Requirements: Write out all the entries word for word, but skip any images.

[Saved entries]
"""

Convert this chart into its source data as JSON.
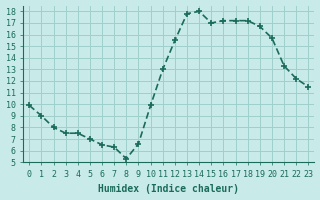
{
  "x": [
    0,
    1,
    2,
    3,
    4,
    5,
    6,
    7,
    8,
    9,
    10,
    11,
    12,
    13,
    14,
    15,
    16,
    17,
    18,
    19,
    20,
    21,
    22,
    23
  ],
  "y": [
    9.9,
    9.0,
    8.0,
    7.5,
    7.5,
    7.0,
    6.5,
    6.3,
    5.3,
    6.6,
    9.9,
    13.0,
    15.5,
    17.8,
    18.0,
    17.0,
    17.2,
    17.2,
    17.2,
    16.7,
    15.7,
    13.3,
    12.2,
    11.5
  ],
  "xlabel": "Humidex (Indice chaleur)",
  "ylabel": "",
  "xlim": [
    -0.5,
    23.5
  ],
  "ylim": [
    5,
    18.5
  ],
  "yticks": [
    5,
    6,
    7,
    8,
    9,
    10,
    11,
    12,
    13,
    14,
    15,
    16,
    17,
    18
  ],
  "xticks": [
    0,
    1,
    2,
    3,
    4,
    5,
    6,
    7,
    8,
    9,
    10,
    11,
    12,
    13,
    14,
    15,
    16,
    17,
    18,
    19,
    20,
    21,
    22,
    23
  ],
  "xtick_labels": [
    "0",
    "1",
    "2",
    "3",
    "4",
    "5",
    "6",
    "7",
    "8",
    "9",
    "10",
    "11",
    "12",
    "13",
    "14",
    "15",
    "16",
    "17",
    "18",
    "19",
    "20",
    "21",
    "22",
    "23"
  ],
  "line_color": "#1a6b5a",
  "marker": "+",
  "bg_color": "#c8eae8",
  "grid_color": "#a0d0cc",
  "title_color": "#1a6b5a",
  "axis_label_color": "#1a6b5a",
  "tick_color": "#1a6b5a",
  "font_family": "monospace"
}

"""

Answer to the exercise:
Convert this chart into its source data as JSON.
{
  "x": [
    0,
    1,
    2,
    3,
    4,
    5,
    6,
    7,
    8,
    9,
    10,
    11,
    12,
    13,
    14,
    15,
    16,
    17,
    18,
    19,
    20,
    21,
    22,
    23
  ],
  "y": [
    9.9,
    9.0,
    8.0,
    7.5,
    7.5,
    7.0,
    6.5,
    6.3,
    5.3,
    6.6,
    9.9,
    13.0,
    15.5,
    17.8,
    18.0,
    17.0,
    17.2,
    17.2,
    17.2,
    16.7,
    15.7,
    13.3,
    12.2,
    11.5
  ],
  "xlabel": "Humidex (Indice chaleur)",
  "ylabel": "",
  "xlim": [
    -0.5,
    23.5
  ],
  "ylim": [
    5,
    18.5
  ],
  "yticks": [
    5,
    6,
    7,
    8,
    9,
    10,
    11,
    12,
    13,
    14,
    15,
    16,
    17,
    18
  ],
  "xticks": [
    0,
    1,
    2,
    3,
    4,
    5,
    6,
    7,
    8,
    9,
    10,
    11,
    12,
    13,
    14,
    15,
    16,
    17,
    18,
    19,
    20,
    21,
    22,
    23
  ],
  "xtick_labels": [
    "0",
    "1",
    "2",
    "3",
    "4",
    "5",
    "6",
    "7",
    "8",
    "9",
    "10",
    "11",
    "12",
    "13",
    "14",
    "15",
    "16",
    "17",
    "18",
    "19",
    "20",
    "21",
    "22",
    "23"
  ],
  "line_color": "#1a6b5a",
  "marker": "+",
  "bg_color": "#c8eae8",
  "grid_color": "#a0d0cc",
  "title_color": "#1a6b5a",
  "axis_label_color": "#1a6b5a",
  "tick_color": "#1a6b5a",
  "font_family": "monospace"
}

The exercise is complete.